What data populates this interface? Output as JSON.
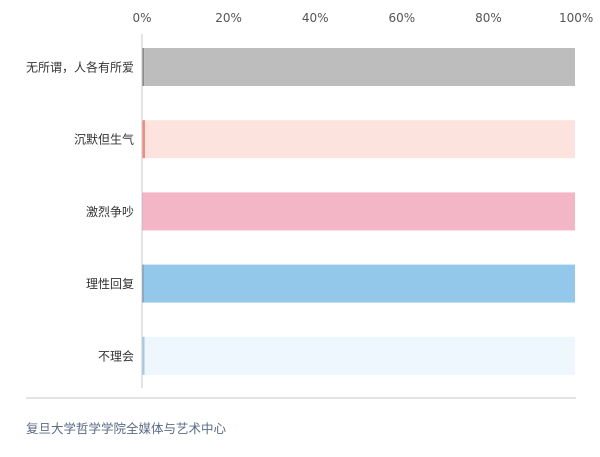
{
  "chart_data": {
    "type": "bar",
    "orientation": "horizontal",
    "stacked": true,
    "categories": [
      "无所谓，人各有所爱",
      "沉默但生气",
      "激烈争吵",
      "理性回复",
      "不理会"
    ],
    "series": [
      {
        "values": [
          0.5,
          0.7,
          0.2,
          0.4,
          0.6
        ]
      },
      {
        "values": [
          99.5,
          99.3,
          99.8,
          99.6,
          99.4
        ]
      }
    ],
    "x_ticks": [
      "0%",
      "20%",
      "40%",
      "60%",
      "80%",
      "100%"
    ],
    "xlim": [
      0,
      100
    ],
    "grid": false,
    "legend": "none",
    "colors": {
      "accent": [
        "#8a8a8a",
        "#f28b82",
        "#e7889f",
        "#6a8cb0",
        "#a3cbe7"
      ],
      "fill": [
        "#bdbdbd",
        "#fde3dd",
        "#f3b6c6",
        "#94c8ea",
        "#eef6fe"
      ]
    }
  },
  "footer": {
    "source": "复旦大学哲学学院全媒体与艺术中心"
  }
}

EXERCISE GOAL:
Copy the records above exactly. The pictures are not part of the copy.

TASK RESPONSE:
What data populates this interface? Output as JSON.
{
  "chart_data": {
    "type": "bar",
    "orientation": "horizontal",
    "stacked": true,
    "categories": [
      "无所谓，人各有所爱",
      "沉默但生气",
      "激烈争吵",
      "理性回复",
      "不理会"
    ],
    "series": [
      {
        "values": [
          0.5,
          0.7,
          0.2,
          0.4,
          0.6
        ]
      },
      {
        "values": [
          99.5,
          99.3,
          99.8,
          99.6,
          99.4
        ]
      }
    ],
    "x_ticks": [
      "0%",
      "20%",
      "40%",
      "60%",
      "80%",
      "100%"
    ],
    "xlim": [
      0,
      100
    ],
    "grid": false,
    "legend": "none",
    "colors": {
      "accent": [
        "#8a8a8a",
        "#f28b82",
        "#e7889f",
        "#6a8cb0",
        "#a3cbe7"
      ],
      "fill": [
        "#bdbdbd",
        "#fde3dd",
        "#f3b6c6",
        "#94c8ea",
        "#eef6fe"
      ]
    }
  },
  "footer": {
    "source": "复旦大学哲学学院全媒体与艺术中心"
  }
}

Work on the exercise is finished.